## Listed entries
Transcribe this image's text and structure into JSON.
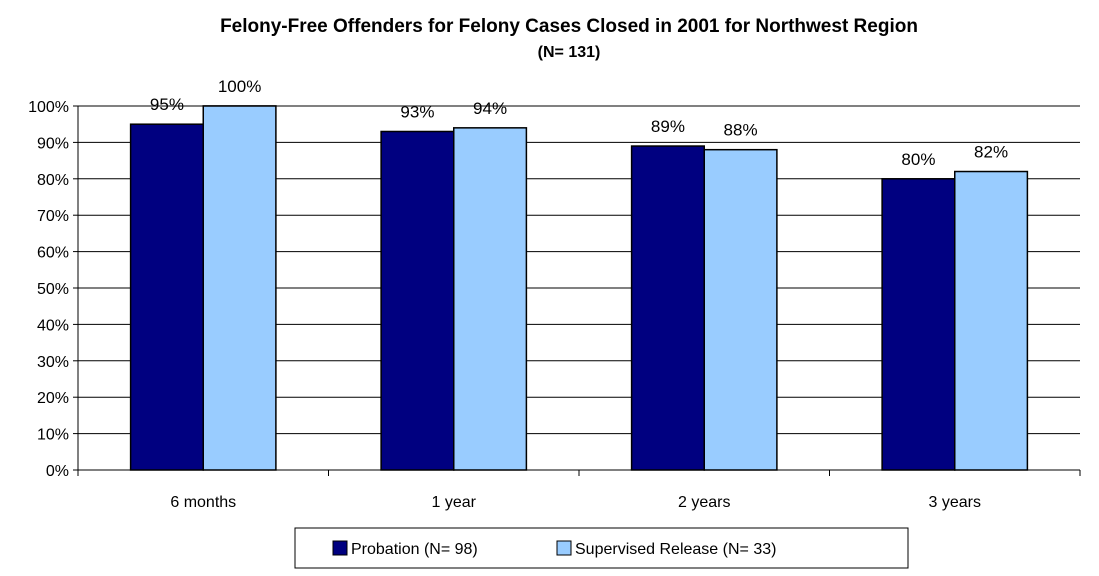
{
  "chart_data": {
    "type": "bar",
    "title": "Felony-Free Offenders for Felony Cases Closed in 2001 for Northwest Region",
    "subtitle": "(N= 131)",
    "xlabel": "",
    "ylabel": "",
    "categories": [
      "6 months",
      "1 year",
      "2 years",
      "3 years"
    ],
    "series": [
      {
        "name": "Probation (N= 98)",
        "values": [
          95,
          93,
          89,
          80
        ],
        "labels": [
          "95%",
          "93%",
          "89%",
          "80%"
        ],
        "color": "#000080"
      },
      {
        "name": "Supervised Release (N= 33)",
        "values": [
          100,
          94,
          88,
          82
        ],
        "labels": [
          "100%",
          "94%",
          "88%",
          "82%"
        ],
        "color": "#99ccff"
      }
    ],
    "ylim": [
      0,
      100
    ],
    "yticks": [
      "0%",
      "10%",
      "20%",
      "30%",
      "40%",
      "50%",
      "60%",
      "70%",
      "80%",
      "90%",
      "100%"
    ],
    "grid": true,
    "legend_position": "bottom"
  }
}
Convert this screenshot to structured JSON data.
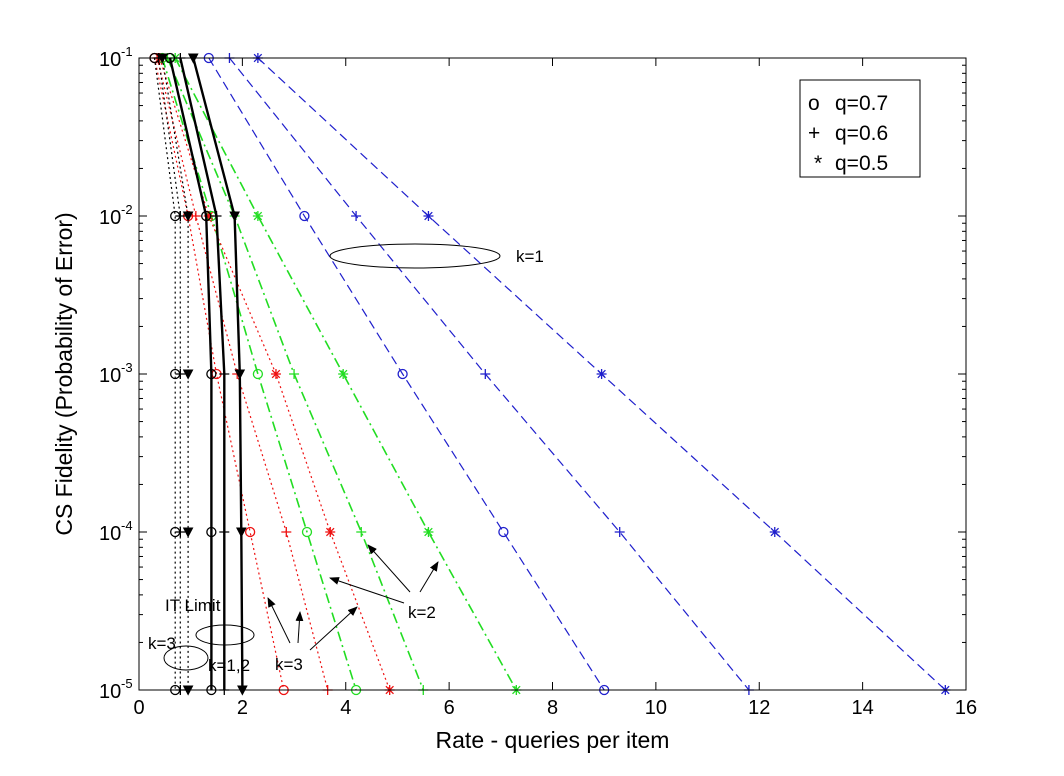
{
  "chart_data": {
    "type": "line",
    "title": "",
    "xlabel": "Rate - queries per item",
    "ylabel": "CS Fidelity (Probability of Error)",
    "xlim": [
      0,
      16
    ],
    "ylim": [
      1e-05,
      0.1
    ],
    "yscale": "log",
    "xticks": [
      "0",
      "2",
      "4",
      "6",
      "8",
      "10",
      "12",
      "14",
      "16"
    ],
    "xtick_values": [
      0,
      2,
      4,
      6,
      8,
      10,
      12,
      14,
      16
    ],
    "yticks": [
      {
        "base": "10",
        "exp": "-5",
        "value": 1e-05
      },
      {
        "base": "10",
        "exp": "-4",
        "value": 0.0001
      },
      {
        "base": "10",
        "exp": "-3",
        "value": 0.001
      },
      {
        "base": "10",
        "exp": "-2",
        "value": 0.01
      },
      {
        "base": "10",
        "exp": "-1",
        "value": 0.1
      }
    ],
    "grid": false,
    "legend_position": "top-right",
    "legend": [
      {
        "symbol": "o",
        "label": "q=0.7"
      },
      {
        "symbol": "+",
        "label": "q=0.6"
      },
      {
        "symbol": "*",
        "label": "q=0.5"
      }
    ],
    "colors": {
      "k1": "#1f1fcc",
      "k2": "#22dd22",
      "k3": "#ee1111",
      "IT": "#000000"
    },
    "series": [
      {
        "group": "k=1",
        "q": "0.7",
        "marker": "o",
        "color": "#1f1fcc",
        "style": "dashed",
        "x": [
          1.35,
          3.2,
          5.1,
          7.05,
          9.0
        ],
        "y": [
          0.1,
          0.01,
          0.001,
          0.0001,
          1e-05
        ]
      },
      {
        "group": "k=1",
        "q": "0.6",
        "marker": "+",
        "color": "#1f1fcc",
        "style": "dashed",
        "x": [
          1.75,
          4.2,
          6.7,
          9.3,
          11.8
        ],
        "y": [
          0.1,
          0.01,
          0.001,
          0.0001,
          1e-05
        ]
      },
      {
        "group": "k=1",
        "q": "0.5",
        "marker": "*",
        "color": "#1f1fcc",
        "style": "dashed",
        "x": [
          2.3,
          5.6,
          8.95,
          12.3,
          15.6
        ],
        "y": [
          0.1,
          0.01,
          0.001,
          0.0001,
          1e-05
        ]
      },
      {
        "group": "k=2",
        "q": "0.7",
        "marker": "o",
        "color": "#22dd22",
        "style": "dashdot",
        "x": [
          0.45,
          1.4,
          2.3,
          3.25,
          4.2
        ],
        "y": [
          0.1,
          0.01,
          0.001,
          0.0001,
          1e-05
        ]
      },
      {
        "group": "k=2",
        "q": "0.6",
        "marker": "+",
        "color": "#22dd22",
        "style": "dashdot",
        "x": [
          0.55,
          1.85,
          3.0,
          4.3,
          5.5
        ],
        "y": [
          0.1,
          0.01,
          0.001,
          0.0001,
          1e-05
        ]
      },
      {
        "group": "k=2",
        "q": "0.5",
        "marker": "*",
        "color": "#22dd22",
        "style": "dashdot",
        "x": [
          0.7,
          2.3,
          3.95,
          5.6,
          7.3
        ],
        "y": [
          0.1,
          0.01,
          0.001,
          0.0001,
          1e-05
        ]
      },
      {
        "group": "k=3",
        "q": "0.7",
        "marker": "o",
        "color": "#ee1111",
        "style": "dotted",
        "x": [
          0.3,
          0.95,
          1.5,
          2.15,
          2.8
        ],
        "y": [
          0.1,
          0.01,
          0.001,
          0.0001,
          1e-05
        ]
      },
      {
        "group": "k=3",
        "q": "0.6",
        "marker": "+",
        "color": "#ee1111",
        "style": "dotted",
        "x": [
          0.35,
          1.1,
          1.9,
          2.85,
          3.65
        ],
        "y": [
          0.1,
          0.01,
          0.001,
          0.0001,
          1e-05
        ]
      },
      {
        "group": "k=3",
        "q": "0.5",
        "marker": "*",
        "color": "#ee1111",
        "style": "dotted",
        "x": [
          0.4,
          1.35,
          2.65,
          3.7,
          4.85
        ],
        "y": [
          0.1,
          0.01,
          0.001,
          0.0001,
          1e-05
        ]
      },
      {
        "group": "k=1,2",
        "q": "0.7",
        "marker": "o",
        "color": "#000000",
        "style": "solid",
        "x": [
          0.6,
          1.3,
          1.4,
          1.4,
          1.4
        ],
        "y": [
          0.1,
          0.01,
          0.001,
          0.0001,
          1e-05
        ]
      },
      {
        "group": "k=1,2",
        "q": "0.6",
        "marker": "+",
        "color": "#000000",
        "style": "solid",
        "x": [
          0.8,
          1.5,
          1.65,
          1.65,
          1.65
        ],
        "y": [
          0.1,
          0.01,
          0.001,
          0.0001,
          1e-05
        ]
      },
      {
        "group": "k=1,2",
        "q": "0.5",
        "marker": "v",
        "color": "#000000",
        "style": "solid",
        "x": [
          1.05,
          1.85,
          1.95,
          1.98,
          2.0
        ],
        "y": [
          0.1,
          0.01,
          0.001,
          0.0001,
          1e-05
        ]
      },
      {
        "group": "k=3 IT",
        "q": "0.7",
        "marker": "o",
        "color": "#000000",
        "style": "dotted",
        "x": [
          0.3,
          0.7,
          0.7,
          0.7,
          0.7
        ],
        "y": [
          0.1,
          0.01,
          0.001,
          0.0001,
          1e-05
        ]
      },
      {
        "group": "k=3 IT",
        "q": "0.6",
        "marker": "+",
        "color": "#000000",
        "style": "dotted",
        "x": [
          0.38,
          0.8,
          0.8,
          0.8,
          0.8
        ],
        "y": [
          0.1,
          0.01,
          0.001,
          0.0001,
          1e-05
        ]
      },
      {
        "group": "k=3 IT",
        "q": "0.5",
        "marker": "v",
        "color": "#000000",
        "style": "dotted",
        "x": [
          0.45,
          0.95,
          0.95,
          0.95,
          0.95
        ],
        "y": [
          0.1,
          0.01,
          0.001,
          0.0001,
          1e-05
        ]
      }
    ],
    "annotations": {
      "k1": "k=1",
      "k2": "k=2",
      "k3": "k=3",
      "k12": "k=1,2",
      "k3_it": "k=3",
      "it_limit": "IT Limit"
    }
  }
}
---
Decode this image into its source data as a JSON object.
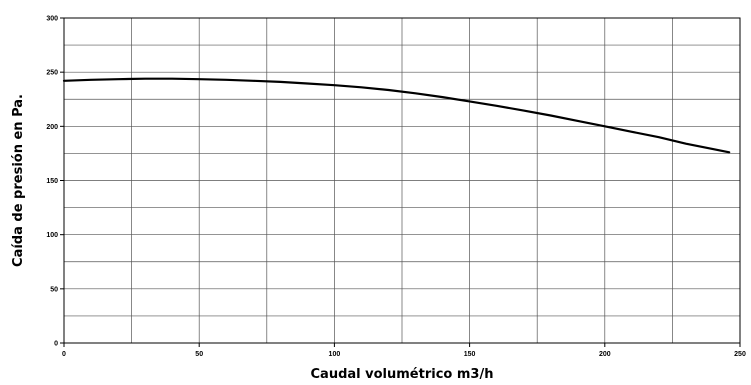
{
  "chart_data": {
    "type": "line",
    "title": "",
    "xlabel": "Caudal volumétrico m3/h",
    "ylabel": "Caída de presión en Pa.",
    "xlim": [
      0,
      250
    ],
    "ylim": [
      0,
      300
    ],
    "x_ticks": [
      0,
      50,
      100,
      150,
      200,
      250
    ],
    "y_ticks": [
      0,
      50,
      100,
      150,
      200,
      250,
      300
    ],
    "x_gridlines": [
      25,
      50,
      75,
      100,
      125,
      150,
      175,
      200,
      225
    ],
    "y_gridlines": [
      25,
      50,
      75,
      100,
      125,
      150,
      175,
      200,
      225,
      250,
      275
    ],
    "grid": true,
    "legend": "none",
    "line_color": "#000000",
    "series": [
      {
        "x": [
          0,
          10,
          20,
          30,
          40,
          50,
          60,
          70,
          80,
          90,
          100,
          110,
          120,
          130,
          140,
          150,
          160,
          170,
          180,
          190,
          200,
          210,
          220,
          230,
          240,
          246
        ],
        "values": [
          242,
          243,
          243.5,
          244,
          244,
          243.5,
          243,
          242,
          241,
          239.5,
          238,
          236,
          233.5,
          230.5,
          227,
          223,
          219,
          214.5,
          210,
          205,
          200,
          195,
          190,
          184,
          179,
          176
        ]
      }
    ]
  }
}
* * *
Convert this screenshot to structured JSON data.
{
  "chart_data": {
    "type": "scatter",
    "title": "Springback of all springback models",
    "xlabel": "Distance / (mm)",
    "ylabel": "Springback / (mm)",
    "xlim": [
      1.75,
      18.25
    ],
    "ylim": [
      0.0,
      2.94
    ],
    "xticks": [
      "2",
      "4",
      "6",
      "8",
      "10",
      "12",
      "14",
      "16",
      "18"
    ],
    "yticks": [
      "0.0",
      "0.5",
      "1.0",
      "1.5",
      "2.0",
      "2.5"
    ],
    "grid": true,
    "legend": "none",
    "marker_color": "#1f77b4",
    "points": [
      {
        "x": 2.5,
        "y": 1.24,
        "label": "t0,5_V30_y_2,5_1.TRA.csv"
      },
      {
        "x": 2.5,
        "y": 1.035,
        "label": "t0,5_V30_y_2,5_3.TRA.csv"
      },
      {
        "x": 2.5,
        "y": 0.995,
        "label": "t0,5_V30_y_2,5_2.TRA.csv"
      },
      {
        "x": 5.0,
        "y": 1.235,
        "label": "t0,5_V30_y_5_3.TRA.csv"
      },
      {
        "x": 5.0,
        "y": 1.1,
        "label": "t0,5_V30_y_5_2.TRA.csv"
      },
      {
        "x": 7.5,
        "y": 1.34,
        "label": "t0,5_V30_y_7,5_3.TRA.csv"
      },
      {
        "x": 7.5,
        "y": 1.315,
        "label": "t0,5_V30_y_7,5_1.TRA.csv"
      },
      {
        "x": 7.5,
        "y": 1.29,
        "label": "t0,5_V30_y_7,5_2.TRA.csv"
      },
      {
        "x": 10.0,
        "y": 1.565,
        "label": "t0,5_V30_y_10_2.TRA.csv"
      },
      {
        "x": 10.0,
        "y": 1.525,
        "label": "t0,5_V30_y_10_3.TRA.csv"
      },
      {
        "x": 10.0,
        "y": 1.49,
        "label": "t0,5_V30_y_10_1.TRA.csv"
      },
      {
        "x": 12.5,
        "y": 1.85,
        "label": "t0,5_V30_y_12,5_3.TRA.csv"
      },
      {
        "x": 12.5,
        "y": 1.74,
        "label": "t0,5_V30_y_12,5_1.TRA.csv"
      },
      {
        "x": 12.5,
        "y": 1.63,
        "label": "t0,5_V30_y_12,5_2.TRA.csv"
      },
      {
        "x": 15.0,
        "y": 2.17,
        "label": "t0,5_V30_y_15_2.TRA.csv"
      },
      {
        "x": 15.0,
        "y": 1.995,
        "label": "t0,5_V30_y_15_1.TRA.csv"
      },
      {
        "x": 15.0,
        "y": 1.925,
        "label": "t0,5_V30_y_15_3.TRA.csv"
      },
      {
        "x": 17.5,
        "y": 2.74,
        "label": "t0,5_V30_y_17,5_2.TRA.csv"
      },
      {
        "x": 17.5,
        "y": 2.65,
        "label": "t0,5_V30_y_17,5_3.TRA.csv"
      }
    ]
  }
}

## Task prompt
Check each line of the entries for the string "xlabel". Copy the lines that have it.

## Response for this exercise
    "xlabel": "",
    "xlabel": "Rate - queries per item",
    "xlabel": "Caudal volumétrico m3/h",
    "xlabel": "Distance / (mm)",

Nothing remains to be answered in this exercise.